# [PROVIDED INFORMATION]
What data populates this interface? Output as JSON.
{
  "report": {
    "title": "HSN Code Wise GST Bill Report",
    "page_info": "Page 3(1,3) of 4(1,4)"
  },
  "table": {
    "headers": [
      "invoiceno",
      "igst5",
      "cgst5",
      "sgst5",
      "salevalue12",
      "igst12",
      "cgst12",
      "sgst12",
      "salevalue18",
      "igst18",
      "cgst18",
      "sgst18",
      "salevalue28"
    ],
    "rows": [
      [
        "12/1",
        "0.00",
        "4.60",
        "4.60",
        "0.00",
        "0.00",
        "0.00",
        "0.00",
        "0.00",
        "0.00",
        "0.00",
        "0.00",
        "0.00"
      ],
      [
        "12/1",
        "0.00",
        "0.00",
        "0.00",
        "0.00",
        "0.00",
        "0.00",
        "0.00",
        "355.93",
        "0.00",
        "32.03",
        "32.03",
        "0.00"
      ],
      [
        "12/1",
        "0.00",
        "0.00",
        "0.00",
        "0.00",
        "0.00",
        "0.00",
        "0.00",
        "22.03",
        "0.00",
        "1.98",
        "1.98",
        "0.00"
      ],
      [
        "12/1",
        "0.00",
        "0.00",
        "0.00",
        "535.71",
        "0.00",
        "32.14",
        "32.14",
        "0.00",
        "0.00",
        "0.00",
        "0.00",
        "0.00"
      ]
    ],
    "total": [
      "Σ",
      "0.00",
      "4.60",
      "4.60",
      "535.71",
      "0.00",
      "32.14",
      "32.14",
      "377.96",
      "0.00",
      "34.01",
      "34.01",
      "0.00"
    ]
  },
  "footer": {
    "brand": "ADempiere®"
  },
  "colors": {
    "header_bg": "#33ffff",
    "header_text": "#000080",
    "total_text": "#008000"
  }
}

# [AIM]
Word for word, write out the data.

# [WRITTEN SOLUTION]
What data populates this interface? Output as JSON.
{
  "report": {
    "title": "HSN Code Wise GST Bill Report",
    "page_info": "Page 3(1,3) of 4(1,4)"
  },
  "table": {
    "headers": [
      "invoiceno",
      "igst5",
      "cgst5",
      "sgst5",
      "salevalue12",
      "igst12",
      "cgst12",
      "sgst12",
      "salevalue18",
      "igst18",
      "cgst18",
      "sgst18",
      "salevalue28"
    ],
    "rows": [
      [
        "12/1",
        "0.00",
        "4.60",
        "4.60",
        "0.00",
        "0.00",
        "0.00",
        "0.00",
        "0.00",
        "0.00",
        "0.00",
        "0.00",
        "0.00"
      ],
      [
        "12/1",
        "0.00",
        "0.00",
        "0.00",
        "0.00",
        "0.00",
        "0.00",
        "0.00",
        "355.93",
        "0.00",
        "32.03",
        "32.03",
        "0.00"
      ],
      [
        "12/1",
        "0.00",
        "0.00",
        "0.00",
        "0.00",
        "0.00",
        "0.00",
        "0.00",
        "22.03",
        "0.00",
        "1.98",
        "1.98",
        "0.00"
      ],
      [
        "12/1",
        "0.00",
        "0.00",
        "0.00",
        "535.71",
        "0.00",
        "32.14",
        "32.14",
        "0.00",
        "0.00",
        "0.00",
        "0.00",
        "0.00"
      ]
    ],
    "total": [
      "Σ",
      "0.00",
      "4.60",
      "4.60",
      "535.71",
      "0.00",
      "32.14",
      "32.14",
      "377.96",
      "0.00",
      "34.01",
      "34.01",
      "0.00"
    ]
  },
  "footer": {
    "brand": "ADempiere®"
  },
  "colors": {
    "header_bg": "#33ffff",
    "header_text": "#000080",
    "total_text": "#008000"
  }
}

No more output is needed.